- **Your objective**: Omit every picture and write out the rest of the records exactly.

- **Record list**:
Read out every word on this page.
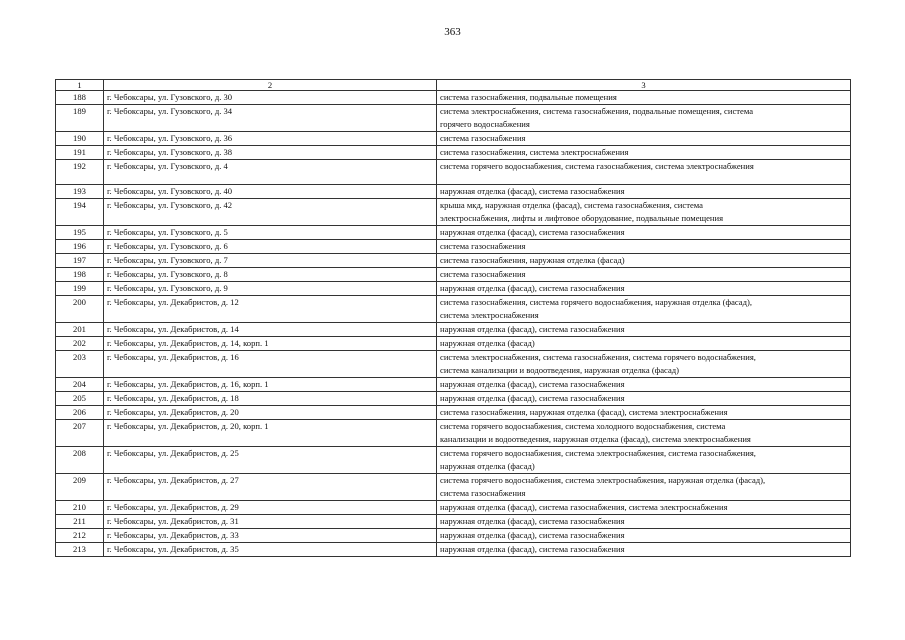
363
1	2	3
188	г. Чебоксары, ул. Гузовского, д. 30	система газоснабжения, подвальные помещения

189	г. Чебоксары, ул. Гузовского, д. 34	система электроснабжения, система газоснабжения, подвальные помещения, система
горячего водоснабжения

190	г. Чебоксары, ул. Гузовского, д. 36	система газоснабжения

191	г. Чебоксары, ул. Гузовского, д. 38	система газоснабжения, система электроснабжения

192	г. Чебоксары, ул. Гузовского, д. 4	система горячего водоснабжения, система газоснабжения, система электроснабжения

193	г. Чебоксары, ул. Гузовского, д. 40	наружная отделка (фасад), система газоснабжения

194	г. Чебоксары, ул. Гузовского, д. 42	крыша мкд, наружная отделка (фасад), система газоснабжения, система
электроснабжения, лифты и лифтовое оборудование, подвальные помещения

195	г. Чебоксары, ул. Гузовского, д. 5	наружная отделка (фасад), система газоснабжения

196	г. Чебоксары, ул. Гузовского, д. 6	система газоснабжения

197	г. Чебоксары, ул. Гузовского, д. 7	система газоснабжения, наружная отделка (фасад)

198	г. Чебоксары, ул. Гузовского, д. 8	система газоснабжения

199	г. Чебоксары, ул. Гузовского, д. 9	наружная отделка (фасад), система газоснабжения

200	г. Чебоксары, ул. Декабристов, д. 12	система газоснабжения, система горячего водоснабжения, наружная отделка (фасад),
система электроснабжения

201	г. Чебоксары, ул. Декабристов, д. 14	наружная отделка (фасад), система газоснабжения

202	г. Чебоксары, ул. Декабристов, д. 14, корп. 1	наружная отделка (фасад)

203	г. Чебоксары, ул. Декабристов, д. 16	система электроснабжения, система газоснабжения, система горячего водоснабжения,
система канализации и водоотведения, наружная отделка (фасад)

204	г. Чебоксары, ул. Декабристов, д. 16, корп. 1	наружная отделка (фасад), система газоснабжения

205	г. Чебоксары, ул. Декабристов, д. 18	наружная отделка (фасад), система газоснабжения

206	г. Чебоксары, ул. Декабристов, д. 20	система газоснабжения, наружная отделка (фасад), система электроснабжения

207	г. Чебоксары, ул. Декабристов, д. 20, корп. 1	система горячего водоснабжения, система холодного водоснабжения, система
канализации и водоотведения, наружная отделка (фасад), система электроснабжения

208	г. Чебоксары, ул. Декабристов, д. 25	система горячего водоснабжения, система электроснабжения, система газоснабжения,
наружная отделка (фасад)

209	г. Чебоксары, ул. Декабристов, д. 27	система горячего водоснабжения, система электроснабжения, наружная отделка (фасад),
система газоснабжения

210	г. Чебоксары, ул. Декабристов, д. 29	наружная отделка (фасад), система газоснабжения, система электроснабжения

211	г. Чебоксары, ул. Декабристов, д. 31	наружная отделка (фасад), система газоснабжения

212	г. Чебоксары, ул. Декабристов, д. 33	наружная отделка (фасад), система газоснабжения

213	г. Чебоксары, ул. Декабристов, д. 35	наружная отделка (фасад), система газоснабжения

- **Final result**:
Read out every word on this page.
363
1	2	3
188	г. Чебоксары, ул. Гузовского, д. 30	система газоснабжения, подвальные помещения

189	г. Чебоксары, ул. Гузовского, д. 34	система электроснабжения, система газоснабжения, подвальные помещения, система
горячего водоснабжения

190	г. Чебоксары, ул. Гузовского, д. 36	система газоснабжения

191	г. Чебоксары, ул. Гузовского, д. 38	система газоснабжения, система электроснабжения

192	г. Чебоксары, ул. Гузовского, д. 4	система горячего водоснабжения, система газоснабжения, система электроснабжения

193	г. Чебоксары, ул. Гузовского, д. 40	наружная отделка (фасад), система газоснабжения

194	г. Чебоксары, ул. Гузовского, д. 42	крыша мкд, наружная отделка (фасад), система газоснабжения, система
электроснабжения, лифты и лифтовое оборудование, подвальные помещения

195	г. Чебоксары, ул. Гузовского, д. 5	наружная отделка (фасад), система газоснабжения

196	г. Чебоксары, ул. Гузовского, д. 6	система газоснабжения

197	г. Чебоксары, ул. Гузовского, д. 7	система газоснабжения, наружная отделка (фасад)

198	г. Чебоксары, ул. Гузовского, д. 8	система газоснабжения

199	г. Чебоксары, ул. Гузовского, д. 9	наружная отделка (фасад), система газоснабжения

200	г. Чебоксары, ул. Декабристов, д. 12	система газоснабжения, система горячего водоснабжения, наружная отделка (фасад),
система электроснабжения

201	г. Чебоксары, ул. Декабристов, д. 14	наружная отделка (фасад), система газоснабжения

202	г. Чебоксары, ул. Декабристов, д. 14, корп. 1	наружная отделка (фасад)

203	г. Чебоксары, ул. Декабристов, д. 16	система электроснабжения, система газоснабжения, система горячего водоснабжения,
система канализации и водоотведения, наружная отделка (фасад)

204	г. Чебоксары, ул. Декабристов, д. 16, корп. 1	наружная отделка (фасад), система газоснабжения

205	г. Чебоксары, ул. Декабристов, д. 18	наружная отделка (фасад), система газоснабжения

206	г. Чебоксары, ул. Декабристов, д. 20	система газоснабжения, наружная отделка (фасад), система электроснабжения

207	г. Чебоксары, ул. Декабристов, д. 20, корп. 1	система горячего водоснабжения, система холодного водоснабжения, система
канализации и водоотведения, наружная отделка (фасад), система электроснабжения

208	г. Чебоксары, ул. Декабристов, д. 25	система горячего водоснабжения, система электроснабжения, система газоснабжения,
наружная отделка (фасад)

209	г. Чебоксары, ул. Декабристов, д. 27	система горячего водоснабжения, система электроснабжения, наружная отделка (фасад),
система газоснабжения

210	г. Чебоксары, ул. Декабристов, д. 29	наружная отделка (фасад), система газоснабжения, система электроснабжения

211	г. Чебоксары, ул. Декабристов, д. 31	наружная отделка (фасад), система газоснабжения

212	г. Чебоксары, ул. Декабристов, д. 33	наружная отделка (фасад), система газоснабжения

213	г. Чебоксары, ул. Декабристов, д. 35	наружная отделка (фасад), система газоснабжения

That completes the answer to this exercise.